EXERCISE AIM: Images must not appear in your copy; reproduce every other part of the records exactly.
#### DATA FOR THIS TASK ####
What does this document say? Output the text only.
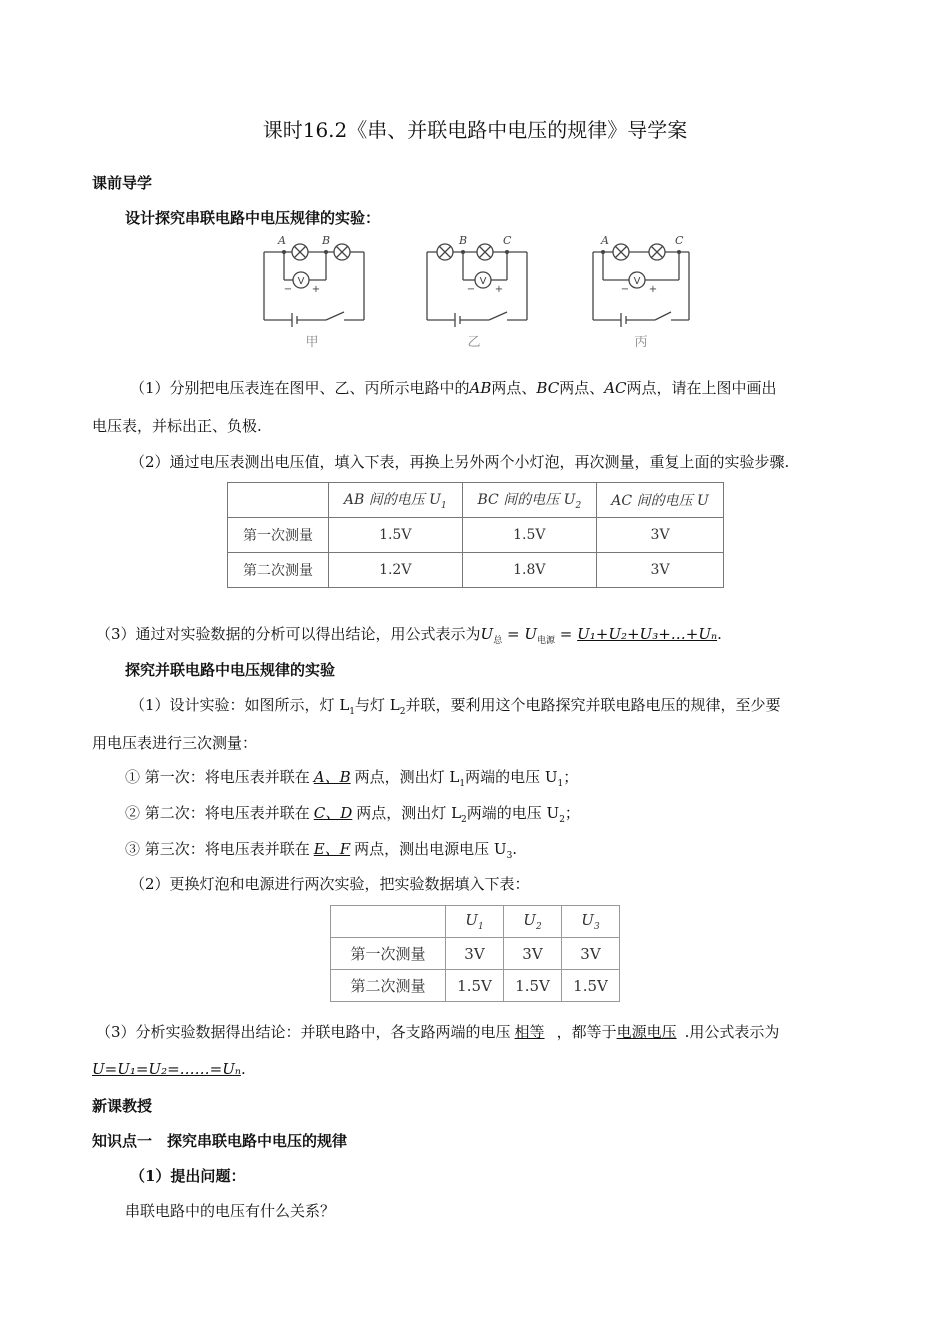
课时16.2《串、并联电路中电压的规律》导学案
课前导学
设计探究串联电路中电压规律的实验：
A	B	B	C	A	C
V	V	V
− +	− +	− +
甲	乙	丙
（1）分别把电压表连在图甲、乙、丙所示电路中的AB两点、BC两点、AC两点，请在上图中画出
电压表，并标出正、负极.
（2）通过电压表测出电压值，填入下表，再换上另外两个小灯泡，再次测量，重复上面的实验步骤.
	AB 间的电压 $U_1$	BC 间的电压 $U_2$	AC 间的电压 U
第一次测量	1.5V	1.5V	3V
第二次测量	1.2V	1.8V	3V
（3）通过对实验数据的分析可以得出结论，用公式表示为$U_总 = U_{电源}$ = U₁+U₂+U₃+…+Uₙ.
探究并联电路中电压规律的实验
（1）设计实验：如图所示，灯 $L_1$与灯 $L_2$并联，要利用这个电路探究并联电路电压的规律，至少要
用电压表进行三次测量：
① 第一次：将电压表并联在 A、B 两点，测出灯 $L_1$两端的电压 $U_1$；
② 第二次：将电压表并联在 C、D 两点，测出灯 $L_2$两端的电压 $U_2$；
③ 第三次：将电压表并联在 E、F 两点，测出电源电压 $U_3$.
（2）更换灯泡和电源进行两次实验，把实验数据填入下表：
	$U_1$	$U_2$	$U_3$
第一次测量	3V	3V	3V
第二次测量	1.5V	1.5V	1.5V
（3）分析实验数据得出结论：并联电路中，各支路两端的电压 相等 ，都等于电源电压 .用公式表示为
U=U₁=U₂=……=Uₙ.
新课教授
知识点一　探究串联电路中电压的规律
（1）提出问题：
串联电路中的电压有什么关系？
####
WRITTEN SOLUTION:
What does this document say? Output the text only.
课时16.2《串、并联电路中电压的规律》导学案
课前导学
设计探究串联电路中电压规律的实验：
A	B	B	C	A	C
V	V	V
− +	− +	− +
甲	乙	丙
（1）分别把电压表连在图甲、乙、丙所示电路中的AB两点、BC两点、AC两点，请在上图中画出
电压表，并标出正、负极.
（2）通过电压表测出电压值，填入下表，再换上另外两个小灯泡，再次测量，重复上面的实验步骤.
	AB 间的电压 $U_1$	BC 间的电压 $U_2$	AC 间的电压 U
第一次测量	1.5V	1.5V	3V
第二次测量	1.2V	1.8V	3V
（3）通过对实验数据的分析可以得出结论，用公式表示为$U_总 = U_{电源}$ = U₁+U₂+U₃+…+Uₙ.
探究并联电路中电压规律的实验
（1）设计实验：如图所示，灯 $L_1$与灯 $L_2$并联，要利用这个电路探究并联电路电压的规律，至少要
用电压表进行三次测量：
① 第一次：将电压表并联在 A、B 两点，测出灯 $L_1$两端的电压 $U_1$；
② 第二次：将电压表并联在 C、D 两点，测出灯 $L_2$两端的电压 $U_2$；
③ 第三次：将电压表并联在 E、F 两点，测出电源电压 $U_3$.
（2）更换灯泡和电源进行两次实验，把实验数据填入下表：
	$U_1$	$U_2$	$U_3$
第一次测量	3V	3V	3V
第二次测量	1.5V	1.5V	1.5V
（3）分析实验数据得出结论：并联电路中，各支路两端的电压 相等 ，都等于电源电压 .用公式表示为
U=U₁=U₂=……=Uₙ.
新课教授
知识点一　探究串联电路中电压的规律
（1）提出问题：
串联电路中的电压有什么关系？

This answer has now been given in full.